Exercise directions
State how many lines hold the string "JSON". Give the number and nothing else.

A block of data
◇ ◇ ◇ ◇

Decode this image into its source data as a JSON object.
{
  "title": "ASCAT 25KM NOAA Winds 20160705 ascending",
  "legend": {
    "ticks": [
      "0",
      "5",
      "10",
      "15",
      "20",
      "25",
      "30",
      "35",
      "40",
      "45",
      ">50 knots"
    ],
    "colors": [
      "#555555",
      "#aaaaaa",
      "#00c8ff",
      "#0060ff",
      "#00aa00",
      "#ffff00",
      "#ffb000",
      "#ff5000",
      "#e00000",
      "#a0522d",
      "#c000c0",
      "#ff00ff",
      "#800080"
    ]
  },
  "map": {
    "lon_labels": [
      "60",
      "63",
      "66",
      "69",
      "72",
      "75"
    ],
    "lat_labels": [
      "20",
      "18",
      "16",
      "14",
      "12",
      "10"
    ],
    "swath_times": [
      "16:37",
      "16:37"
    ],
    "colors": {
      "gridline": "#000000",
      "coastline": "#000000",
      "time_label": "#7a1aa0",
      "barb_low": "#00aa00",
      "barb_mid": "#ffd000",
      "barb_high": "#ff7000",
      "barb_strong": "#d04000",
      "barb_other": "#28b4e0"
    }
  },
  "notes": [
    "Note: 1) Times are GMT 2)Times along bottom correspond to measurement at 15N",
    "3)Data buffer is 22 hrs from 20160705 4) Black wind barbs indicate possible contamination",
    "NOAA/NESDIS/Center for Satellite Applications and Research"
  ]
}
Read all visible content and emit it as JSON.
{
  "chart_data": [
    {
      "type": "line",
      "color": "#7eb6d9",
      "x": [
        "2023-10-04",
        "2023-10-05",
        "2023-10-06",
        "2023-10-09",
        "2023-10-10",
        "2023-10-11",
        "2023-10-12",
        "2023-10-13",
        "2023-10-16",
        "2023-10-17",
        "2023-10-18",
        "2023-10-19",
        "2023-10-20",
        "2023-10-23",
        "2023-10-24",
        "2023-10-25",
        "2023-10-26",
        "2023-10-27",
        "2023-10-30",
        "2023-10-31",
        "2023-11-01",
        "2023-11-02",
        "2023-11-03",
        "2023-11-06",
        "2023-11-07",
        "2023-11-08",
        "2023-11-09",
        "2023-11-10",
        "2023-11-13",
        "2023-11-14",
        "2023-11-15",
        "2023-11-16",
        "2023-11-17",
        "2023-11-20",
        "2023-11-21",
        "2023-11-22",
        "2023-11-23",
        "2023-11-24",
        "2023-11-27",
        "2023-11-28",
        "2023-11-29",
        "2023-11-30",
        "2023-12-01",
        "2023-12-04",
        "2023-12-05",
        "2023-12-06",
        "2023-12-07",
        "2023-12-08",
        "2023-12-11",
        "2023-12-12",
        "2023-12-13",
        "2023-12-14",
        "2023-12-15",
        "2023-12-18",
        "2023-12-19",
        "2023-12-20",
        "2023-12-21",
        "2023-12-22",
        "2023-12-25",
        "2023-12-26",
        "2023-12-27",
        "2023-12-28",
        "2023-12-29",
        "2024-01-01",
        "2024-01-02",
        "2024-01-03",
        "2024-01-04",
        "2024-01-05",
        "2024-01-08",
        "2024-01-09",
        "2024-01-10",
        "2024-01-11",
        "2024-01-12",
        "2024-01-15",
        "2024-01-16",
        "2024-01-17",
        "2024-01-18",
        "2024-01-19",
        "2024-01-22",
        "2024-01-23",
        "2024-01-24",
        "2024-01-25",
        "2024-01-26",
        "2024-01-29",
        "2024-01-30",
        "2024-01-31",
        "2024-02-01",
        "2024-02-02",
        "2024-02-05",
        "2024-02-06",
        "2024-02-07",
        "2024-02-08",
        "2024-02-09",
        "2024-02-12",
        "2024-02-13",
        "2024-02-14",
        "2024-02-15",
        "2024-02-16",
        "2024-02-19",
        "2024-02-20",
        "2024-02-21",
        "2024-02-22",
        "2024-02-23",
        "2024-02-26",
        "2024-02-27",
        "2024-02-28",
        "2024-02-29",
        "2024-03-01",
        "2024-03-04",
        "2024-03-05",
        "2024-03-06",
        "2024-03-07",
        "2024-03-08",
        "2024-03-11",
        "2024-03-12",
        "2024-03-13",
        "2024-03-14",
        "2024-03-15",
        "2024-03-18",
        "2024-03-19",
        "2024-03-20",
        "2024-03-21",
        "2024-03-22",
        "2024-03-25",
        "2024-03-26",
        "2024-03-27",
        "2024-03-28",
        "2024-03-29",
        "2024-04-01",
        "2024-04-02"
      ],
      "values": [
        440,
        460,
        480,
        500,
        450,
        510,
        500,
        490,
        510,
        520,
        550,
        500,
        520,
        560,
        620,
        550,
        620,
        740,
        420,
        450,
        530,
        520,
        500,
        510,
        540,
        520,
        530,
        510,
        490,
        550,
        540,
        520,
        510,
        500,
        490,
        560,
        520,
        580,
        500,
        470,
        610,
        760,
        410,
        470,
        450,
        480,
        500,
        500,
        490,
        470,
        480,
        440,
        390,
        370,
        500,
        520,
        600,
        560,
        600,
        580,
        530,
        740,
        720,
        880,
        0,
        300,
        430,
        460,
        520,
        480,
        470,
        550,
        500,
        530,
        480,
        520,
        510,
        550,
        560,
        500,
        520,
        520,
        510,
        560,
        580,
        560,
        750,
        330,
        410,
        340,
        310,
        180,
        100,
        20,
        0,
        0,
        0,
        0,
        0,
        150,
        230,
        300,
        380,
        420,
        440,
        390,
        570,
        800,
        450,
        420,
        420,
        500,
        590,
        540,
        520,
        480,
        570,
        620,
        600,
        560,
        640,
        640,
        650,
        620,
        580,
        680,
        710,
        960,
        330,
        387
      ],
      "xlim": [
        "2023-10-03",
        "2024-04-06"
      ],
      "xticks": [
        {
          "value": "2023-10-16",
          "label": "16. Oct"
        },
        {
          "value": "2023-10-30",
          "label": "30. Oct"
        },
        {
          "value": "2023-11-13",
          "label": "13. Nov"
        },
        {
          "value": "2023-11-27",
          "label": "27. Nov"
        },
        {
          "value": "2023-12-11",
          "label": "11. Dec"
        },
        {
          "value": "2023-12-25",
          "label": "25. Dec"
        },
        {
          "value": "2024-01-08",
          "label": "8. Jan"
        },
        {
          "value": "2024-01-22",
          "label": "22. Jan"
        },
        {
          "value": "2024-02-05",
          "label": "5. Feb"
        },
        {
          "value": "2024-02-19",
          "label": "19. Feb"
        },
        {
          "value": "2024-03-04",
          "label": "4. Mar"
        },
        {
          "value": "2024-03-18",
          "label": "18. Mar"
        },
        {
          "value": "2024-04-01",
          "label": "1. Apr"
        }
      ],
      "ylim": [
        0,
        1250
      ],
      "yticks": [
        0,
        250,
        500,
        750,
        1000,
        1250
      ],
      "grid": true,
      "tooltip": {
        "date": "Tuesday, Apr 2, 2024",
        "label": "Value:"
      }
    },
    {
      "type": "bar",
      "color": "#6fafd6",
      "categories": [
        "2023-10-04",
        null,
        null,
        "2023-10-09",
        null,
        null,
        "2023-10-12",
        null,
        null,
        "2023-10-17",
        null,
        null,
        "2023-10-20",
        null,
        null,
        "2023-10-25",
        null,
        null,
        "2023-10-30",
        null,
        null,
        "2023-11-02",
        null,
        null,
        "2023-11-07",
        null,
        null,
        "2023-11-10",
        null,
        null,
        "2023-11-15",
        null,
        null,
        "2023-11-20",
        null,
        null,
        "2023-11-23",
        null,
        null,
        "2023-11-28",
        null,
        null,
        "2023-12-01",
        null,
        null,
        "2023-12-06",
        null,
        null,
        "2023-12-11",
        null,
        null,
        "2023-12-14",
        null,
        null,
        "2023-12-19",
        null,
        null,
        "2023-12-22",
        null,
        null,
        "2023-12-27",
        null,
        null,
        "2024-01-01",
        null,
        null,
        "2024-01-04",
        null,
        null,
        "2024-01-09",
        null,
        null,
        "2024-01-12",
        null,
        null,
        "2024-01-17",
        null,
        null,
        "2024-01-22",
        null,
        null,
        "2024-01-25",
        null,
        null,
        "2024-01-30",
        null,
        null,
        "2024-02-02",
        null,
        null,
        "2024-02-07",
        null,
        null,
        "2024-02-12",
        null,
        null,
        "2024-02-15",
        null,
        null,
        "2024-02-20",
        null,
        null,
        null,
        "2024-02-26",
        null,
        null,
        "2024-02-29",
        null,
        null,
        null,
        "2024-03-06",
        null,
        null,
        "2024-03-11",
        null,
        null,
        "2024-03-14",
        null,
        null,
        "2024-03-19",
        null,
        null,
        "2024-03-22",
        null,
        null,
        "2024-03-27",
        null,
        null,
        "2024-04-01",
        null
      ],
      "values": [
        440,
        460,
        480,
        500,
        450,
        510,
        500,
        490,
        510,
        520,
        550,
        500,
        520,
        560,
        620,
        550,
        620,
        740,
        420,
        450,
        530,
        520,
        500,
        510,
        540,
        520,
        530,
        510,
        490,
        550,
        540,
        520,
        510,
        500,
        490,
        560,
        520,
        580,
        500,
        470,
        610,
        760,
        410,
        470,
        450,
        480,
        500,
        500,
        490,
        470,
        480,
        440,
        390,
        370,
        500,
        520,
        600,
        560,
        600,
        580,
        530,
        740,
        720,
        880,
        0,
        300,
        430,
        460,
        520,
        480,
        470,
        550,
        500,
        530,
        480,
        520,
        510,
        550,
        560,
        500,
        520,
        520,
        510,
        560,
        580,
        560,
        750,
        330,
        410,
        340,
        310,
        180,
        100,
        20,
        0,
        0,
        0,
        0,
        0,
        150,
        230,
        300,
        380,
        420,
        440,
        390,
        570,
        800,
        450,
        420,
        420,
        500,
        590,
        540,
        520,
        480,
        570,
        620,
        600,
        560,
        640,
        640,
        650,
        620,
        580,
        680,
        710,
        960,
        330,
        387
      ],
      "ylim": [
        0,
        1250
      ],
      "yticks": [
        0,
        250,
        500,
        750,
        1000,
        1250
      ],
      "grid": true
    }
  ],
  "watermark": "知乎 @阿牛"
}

◇ ◇ ◇ ◇

Complete output
2